■ EXERCÍCIOS PROPOSTOS:
A. Segundo o excerto sobre a Mumager, que palavras inglesas estão na origem desse nome e qual é a sua tradução?
B. Do excerto sobre a Mumager, extraia o trecho que começa nas palavras “O ‘Ponto C’” e termina depois de “das suas colaboradoras.”.

■ EXCERTO SELECIONADO:
....

Foi muito criticada. “Perguntavam-me se não me sentia culpada de ter deixado o trabalho. Mas essa palavra para mim não existe. Não acredito em culpa, mas em responsabilidade. Se sou uma mãe helicóptero? Sou um bocado, admito. Mas na verdade sempre foi isto que eu quis ser.” Continua atenta às vidas que a rodeiam. “Tenho amigas que trabalham por turnos e deixam filhos com avós fins de semana inteiros, e depois, num dia de folga, gostavam de passar algum tempo com os miúdos, mas como a escola tem horários formatados, não dá. Então vão buscá-los, mas dizem que vão ao médico. Têm medo de serem criticadas por uma sociedade que nunca as apoiou.”

“Bom-dia, o meu nome é…”

O que é que Ana, Elisa e Maria têm em comum? Têm (ou tiveram) de se confrontar com a pergunta: como é que oriento o bebé e o trabalho? Uma quarta mãe não só fez a mesma pergunta como a transformou no seu modo de vida: depois de ter passado um mau bocado na busca desse ‘equilíbrio’, a escocesa Tracy Gunn criou a Mumager (mother + manager, mãe e diretora) para ajudar as mães que regressam ao trabalho, e dá formações por todo o mundo.
Desta vez veio a Portugal para a 2ª edição da conferência ‘Luxury Family Brand Event’, que reuniu vários especialistas na área da família. Conversámos com ela na paz do Martinhal Family Hotel, na Quinta da Marinha. Tracy fala pausadamente, e é difícil imaginá-la em desespero, mas foi o que aconteceu. “Lembro-me de estar em frente de uma data de diretores de empresa e dizer ‘Bom-dia, o meu nome é…’ e fiquei ali sem conseguir dizer o meu nome! Não fui realista depois da maternidade e fiquei tão exausta que quebrei.”
Tinha uma empresa ‘free lancer’ quando engravidou e a sua rotina bem organizada descontrolou-se. “Quis voltar ao trabalho o mais depressa que consegui, na tentativa de compensar o tempo em que tinha estado ausente. Vivia em hotéis e aeroportos longe dos meus filhos, sentia-me exausta, tristíssima e cheia de culpa e não estava a 100% em lado nenhum.”

O ‘Ponto C’

“Não levou a sério a depressão, até que uma amiga um dia lhe bateu à porta. “Perguntou: ‘Olá, como é que estás?’ Desatei a chorar. E pensei: ‘Sou só eu que me sinto assim?’ Criou então a Mumager e começou a desenvolver workshops para mulheres que tinham voltado ao trabalho, os homens que as acompanhavam, e as empresas que queriam melhorar a vida das suas colaboradoras.

....

■ CONJUNTO DE REGISTOS:

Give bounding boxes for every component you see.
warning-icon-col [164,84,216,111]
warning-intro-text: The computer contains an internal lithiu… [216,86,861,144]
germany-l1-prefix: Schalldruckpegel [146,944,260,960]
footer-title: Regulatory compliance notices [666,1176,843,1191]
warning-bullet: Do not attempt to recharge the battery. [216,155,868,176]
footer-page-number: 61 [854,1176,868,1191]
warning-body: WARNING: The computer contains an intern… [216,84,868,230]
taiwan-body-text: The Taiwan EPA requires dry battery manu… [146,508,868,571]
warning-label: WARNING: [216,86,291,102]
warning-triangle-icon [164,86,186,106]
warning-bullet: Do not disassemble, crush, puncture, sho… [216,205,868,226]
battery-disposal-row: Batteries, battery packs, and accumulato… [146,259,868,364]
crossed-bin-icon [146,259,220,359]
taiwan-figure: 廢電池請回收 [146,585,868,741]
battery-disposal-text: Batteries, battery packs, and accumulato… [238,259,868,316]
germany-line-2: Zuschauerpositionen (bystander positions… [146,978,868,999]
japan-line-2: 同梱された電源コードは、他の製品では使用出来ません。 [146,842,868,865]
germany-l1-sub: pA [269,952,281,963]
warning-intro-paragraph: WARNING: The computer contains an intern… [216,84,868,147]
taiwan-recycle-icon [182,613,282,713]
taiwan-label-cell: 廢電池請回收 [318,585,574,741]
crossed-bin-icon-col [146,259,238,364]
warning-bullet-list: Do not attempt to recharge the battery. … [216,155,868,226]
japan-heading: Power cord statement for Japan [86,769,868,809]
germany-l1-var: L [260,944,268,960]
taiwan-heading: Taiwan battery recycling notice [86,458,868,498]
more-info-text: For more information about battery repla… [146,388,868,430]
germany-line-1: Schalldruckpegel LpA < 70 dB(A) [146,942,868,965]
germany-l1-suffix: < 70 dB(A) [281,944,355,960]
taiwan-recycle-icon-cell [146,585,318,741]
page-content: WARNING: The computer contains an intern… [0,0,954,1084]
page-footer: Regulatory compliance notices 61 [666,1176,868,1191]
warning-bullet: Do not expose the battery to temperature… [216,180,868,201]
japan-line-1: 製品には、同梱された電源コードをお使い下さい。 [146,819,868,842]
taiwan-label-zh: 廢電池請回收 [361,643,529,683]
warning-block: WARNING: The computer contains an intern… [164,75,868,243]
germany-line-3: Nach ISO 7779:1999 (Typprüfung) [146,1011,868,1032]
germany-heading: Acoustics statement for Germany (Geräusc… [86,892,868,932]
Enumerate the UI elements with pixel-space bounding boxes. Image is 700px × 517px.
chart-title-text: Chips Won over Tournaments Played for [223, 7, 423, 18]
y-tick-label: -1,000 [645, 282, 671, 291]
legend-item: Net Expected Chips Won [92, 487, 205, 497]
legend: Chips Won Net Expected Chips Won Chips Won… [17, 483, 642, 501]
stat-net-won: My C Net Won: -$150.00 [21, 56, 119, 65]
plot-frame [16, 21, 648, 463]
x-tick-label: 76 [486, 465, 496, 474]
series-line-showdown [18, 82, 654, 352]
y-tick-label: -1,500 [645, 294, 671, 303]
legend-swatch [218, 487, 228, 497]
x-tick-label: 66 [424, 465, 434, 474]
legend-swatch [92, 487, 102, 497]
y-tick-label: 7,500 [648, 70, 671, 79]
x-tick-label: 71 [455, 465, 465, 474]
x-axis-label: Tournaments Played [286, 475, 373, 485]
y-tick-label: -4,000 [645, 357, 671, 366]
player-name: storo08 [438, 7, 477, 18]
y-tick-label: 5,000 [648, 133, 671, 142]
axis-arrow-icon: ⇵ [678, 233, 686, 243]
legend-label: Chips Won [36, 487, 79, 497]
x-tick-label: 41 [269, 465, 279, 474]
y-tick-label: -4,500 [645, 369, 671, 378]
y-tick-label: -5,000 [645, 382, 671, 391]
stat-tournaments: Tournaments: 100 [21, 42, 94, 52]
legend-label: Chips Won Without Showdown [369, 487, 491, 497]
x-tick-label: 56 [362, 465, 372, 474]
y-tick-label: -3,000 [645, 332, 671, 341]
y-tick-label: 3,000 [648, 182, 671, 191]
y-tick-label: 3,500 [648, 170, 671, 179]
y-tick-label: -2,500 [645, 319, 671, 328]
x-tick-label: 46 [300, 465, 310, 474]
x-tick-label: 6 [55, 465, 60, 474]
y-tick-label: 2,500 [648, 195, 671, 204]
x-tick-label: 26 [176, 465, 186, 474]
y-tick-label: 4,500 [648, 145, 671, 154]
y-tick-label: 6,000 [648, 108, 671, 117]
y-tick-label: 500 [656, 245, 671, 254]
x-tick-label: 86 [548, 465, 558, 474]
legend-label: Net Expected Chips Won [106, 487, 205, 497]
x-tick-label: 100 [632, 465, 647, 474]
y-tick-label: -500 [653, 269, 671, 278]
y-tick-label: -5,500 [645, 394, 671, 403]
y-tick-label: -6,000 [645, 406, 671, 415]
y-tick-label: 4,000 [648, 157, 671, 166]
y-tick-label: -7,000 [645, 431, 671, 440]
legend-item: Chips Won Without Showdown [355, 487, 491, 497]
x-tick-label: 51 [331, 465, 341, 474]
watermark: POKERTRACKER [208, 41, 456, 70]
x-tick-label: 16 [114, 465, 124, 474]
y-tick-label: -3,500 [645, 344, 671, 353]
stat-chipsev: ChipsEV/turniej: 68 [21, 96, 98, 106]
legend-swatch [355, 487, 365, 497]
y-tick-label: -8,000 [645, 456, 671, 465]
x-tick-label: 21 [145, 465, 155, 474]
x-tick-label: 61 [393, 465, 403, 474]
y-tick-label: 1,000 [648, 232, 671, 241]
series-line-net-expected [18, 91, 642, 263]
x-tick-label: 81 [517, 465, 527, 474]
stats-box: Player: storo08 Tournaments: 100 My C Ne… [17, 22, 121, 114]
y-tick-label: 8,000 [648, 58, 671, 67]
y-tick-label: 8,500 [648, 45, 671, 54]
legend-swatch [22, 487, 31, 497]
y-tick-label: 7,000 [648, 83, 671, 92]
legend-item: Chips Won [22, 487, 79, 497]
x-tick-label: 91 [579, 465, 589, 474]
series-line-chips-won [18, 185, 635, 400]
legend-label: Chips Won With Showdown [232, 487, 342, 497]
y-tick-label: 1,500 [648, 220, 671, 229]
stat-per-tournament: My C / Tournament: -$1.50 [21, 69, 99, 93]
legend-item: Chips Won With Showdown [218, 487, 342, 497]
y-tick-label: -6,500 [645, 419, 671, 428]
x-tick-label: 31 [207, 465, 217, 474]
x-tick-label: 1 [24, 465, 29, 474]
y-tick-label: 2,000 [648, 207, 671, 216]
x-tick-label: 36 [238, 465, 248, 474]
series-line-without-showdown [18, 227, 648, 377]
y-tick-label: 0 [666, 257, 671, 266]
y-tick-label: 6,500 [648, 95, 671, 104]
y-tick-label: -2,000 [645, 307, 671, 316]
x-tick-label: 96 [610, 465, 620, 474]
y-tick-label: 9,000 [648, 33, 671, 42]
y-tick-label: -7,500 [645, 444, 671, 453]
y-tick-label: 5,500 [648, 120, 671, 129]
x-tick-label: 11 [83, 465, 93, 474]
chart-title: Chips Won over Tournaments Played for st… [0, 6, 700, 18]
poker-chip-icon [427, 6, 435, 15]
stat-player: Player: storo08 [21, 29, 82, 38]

....

■ RESPOSTAS AOS EXERCÍCIOS:
A. Mother + manager, ou seja, mãe e diretora.

B.
O ‘Ponto C’

“Não levou a sério a depressão, até que uma amiga um dia lhe bateu à porta. “Perguntou: ‘Olá, como é que estás?’ Desatei a chorar. E pensei: ‘Sou só eu que me sinto assim?’ Criou então a Mumager e começou a desenvolver workshops para mulheres que tinham voltado ao trabalho, os homens que as acompanhavam, e as empresas que queriam melhorar a vida das suas colaboradoras.